Provided records:
* * * * * * *

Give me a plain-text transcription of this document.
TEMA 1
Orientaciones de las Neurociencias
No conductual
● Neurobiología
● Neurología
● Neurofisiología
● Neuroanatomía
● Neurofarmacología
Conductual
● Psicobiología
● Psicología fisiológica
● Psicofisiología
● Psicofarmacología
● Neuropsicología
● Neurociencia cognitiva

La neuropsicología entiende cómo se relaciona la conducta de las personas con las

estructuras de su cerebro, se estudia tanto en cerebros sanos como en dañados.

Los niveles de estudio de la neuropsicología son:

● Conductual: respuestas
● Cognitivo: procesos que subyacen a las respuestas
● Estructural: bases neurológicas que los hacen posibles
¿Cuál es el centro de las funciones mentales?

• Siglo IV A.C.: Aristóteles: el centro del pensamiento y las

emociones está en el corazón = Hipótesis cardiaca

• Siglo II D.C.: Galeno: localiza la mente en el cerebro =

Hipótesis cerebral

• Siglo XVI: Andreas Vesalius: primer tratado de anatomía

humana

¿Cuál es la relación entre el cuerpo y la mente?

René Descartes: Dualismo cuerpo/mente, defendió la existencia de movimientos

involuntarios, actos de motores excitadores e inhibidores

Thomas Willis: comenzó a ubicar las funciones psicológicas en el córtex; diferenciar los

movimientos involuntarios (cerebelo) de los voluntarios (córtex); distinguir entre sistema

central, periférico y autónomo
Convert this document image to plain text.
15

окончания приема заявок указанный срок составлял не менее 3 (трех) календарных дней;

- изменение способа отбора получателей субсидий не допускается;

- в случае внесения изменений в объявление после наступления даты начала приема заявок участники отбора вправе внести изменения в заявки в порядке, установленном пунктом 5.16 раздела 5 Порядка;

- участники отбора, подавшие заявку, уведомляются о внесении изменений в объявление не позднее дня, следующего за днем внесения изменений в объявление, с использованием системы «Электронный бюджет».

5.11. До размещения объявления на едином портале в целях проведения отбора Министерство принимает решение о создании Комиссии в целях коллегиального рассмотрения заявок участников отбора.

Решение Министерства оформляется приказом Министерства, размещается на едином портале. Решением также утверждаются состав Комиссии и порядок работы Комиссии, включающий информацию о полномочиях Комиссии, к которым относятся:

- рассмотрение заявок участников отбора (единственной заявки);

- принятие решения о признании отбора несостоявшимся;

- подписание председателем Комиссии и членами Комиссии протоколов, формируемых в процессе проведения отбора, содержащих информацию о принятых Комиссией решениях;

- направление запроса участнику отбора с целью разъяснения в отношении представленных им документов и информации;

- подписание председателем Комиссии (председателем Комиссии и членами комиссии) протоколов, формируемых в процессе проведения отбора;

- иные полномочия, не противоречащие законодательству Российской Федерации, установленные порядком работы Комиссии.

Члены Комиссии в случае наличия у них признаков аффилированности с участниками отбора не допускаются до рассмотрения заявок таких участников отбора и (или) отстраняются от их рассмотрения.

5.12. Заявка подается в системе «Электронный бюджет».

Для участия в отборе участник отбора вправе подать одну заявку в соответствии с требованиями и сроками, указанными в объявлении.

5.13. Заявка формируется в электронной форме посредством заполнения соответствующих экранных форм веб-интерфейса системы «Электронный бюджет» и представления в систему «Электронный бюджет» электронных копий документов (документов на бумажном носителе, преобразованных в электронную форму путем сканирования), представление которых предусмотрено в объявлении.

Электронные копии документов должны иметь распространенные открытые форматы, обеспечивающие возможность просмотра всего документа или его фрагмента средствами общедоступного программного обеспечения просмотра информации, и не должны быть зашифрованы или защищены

* * * * * * *

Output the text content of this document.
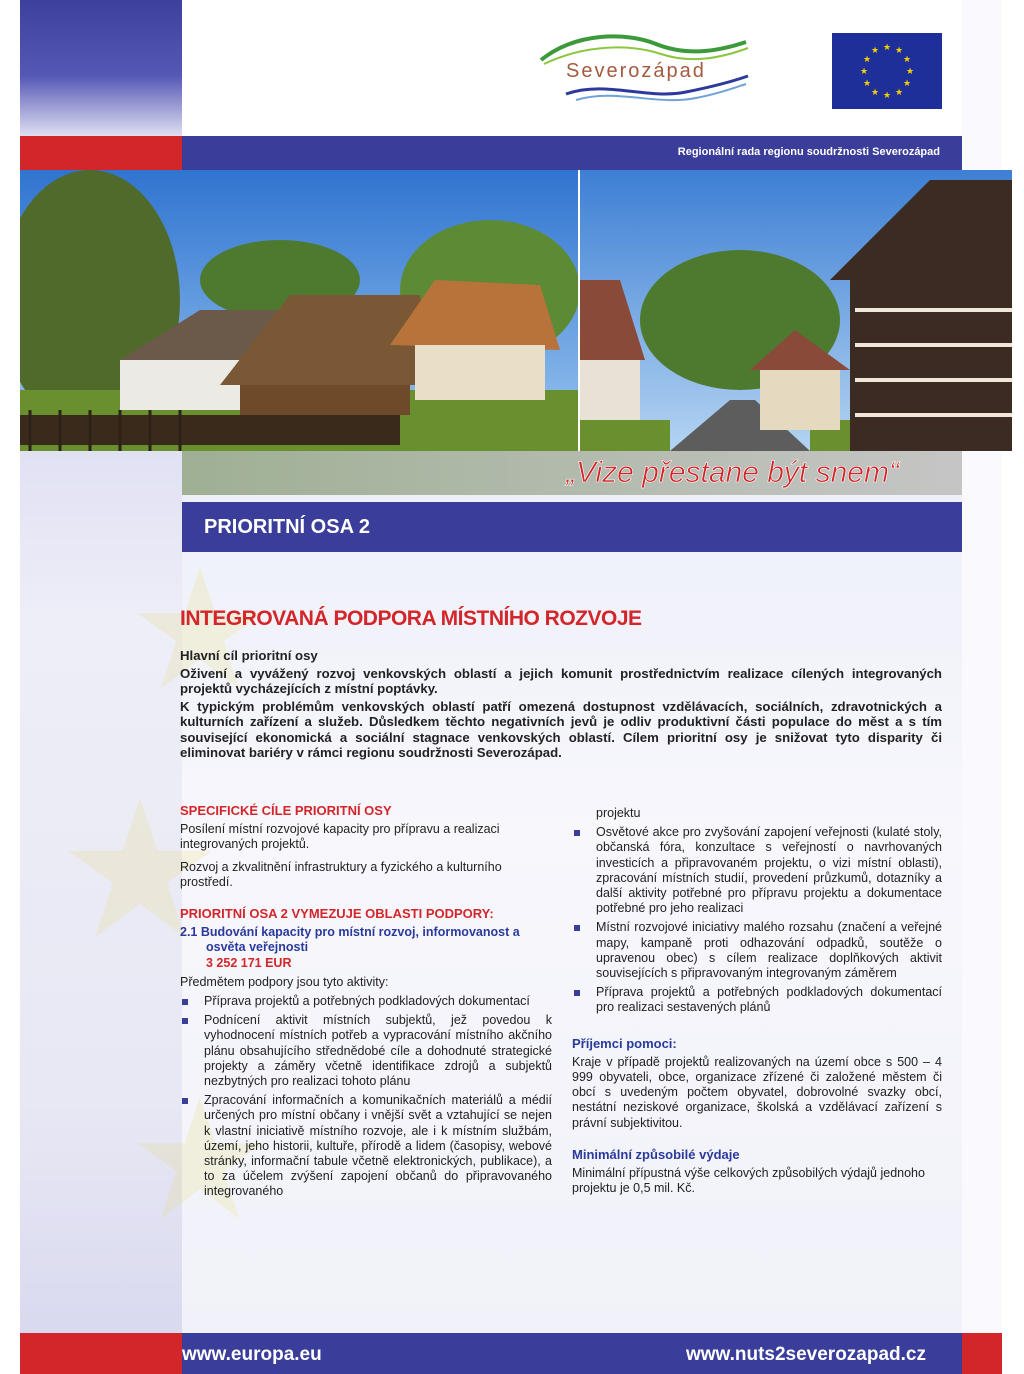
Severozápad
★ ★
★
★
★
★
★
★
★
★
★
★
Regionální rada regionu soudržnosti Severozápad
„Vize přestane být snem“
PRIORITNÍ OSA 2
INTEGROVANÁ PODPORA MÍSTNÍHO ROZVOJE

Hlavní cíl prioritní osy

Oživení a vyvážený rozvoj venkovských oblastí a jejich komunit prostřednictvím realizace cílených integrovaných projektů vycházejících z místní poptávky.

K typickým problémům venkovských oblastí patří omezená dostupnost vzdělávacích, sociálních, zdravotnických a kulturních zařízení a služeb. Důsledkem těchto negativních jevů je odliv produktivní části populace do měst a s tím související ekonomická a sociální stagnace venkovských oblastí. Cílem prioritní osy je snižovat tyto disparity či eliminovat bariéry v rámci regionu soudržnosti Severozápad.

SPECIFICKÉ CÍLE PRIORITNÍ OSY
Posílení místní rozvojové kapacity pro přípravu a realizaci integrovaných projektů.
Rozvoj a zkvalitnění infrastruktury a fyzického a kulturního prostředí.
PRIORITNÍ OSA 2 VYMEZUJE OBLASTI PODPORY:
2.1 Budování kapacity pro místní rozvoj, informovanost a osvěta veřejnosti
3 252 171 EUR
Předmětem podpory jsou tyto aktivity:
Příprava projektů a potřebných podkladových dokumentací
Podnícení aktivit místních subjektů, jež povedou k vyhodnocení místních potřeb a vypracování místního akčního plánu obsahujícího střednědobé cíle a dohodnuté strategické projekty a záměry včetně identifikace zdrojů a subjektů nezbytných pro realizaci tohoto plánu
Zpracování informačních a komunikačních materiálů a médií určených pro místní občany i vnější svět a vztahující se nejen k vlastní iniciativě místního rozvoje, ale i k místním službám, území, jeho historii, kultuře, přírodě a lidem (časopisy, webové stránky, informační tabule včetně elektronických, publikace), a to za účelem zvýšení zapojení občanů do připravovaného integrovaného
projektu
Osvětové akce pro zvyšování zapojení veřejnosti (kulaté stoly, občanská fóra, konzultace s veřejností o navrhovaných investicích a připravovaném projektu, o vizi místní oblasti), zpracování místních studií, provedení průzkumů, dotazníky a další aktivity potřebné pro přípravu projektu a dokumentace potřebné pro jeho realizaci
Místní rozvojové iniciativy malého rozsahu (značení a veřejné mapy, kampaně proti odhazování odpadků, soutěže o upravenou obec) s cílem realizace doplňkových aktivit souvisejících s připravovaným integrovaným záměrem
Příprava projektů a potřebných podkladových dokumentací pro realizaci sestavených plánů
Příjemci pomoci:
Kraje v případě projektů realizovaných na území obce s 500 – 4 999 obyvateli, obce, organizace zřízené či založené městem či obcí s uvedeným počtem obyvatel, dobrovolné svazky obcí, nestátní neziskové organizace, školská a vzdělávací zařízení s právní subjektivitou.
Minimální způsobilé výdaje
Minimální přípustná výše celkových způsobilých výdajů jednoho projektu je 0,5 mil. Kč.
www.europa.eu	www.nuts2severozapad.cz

* * * * * * *

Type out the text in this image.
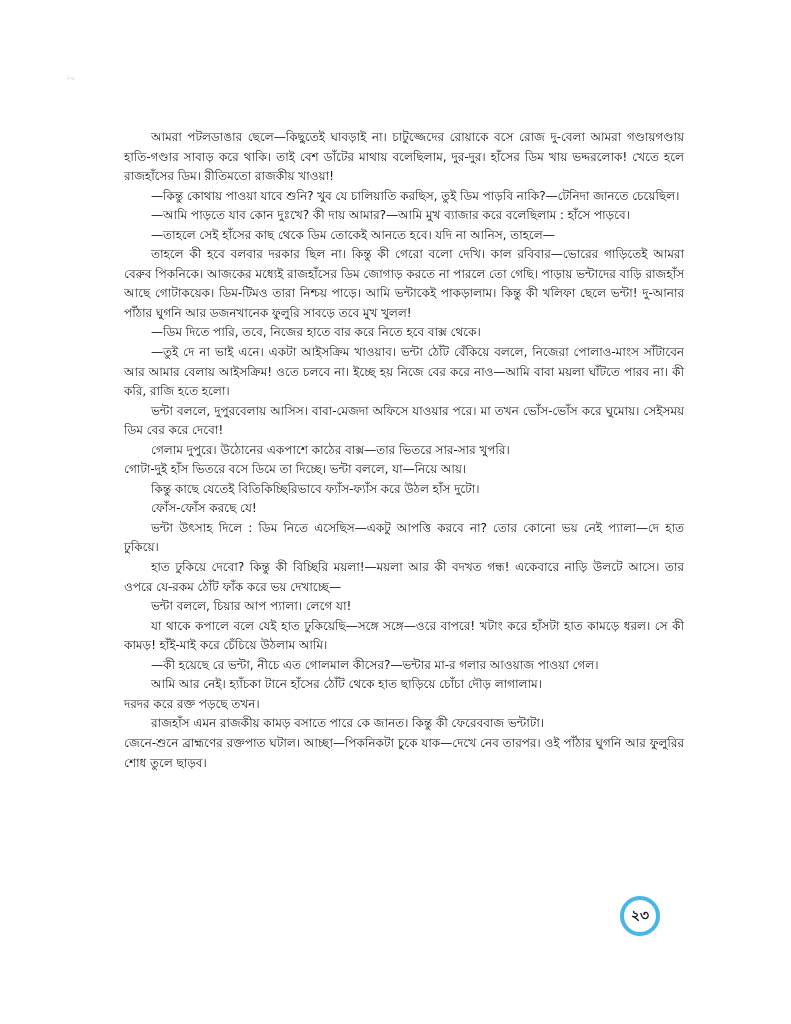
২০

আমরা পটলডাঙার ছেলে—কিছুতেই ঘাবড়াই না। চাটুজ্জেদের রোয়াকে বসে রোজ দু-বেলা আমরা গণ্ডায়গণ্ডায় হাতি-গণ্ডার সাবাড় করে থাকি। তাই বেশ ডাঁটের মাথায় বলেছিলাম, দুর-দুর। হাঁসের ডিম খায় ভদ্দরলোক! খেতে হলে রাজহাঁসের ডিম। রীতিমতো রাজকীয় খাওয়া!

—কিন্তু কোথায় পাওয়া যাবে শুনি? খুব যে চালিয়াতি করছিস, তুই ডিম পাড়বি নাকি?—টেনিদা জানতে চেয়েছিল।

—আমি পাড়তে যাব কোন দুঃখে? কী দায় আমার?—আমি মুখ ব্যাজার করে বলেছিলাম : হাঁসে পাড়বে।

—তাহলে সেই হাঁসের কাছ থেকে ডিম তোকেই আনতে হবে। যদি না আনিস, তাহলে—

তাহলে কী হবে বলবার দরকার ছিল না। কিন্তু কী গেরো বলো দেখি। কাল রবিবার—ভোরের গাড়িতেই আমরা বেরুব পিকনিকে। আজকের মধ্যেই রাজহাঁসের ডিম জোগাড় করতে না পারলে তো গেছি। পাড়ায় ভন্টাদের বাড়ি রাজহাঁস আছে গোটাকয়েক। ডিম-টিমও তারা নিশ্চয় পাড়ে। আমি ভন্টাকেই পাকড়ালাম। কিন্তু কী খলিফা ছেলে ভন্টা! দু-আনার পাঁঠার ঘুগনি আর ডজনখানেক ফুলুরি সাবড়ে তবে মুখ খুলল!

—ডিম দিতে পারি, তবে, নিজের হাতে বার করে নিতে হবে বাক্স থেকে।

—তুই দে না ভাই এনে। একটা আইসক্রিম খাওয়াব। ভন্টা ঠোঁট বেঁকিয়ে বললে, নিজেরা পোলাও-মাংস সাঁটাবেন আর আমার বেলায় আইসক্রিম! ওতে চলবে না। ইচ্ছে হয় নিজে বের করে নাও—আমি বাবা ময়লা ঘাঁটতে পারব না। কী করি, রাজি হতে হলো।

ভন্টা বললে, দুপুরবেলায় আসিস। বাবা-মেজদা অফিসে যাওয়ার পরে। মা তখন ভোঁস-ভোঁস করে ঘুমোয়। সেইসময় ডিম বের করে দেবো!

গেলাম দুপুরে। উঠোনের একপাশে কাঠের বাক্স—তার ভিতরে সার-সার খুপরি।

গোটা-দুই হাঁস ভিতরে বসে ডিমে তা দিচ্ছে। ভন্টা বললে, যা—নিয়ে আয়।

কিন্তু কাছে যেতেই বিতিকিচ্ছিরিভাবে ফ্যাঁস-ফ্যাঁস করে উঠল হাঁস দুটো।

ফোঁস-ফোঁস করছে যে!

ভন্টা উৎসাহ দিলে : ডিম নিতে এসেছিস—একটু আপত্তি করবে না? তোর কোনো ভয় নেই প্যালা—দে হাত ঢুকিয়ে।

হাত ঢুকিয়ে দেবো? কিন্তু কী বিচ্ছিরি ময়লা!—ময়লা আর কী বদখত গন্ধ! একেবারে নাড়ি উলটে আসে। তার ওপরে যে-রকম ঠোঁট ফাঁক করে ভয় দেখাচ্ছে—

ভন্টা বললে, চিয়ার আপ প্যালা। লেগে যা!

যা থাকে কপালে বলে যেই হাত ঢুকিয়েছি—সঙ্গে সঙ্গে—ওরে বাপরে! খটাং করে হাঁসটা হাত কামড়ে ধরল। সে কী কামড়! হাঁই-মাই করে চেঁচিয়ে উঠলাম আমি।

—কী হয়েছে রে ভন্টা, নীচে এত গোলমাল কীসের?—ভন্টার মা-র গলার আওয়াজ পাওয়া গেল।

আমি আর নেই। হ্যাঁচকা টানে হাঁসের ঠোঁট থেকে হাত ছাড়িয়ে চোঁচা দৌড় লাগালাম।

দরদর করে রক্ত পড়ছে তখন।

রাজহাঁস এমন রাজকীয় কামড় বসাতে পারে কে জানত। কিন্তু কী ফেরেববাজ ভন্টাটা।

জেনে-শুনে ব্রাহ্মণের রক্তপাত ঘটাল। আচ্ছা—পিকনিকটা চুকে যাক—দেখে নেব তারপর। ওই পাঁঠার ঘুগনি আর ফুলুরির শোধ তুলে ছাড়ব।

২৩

* * * * * * *

Work to complete: Each line that has the word "involuntarios" should be copied.

Result of this exercise:
involuntarios, actos de motores excitadores e inhibidores
movimientos involuntarios (cerebelo) de los voluntarios (córtex); distinguir entre sistema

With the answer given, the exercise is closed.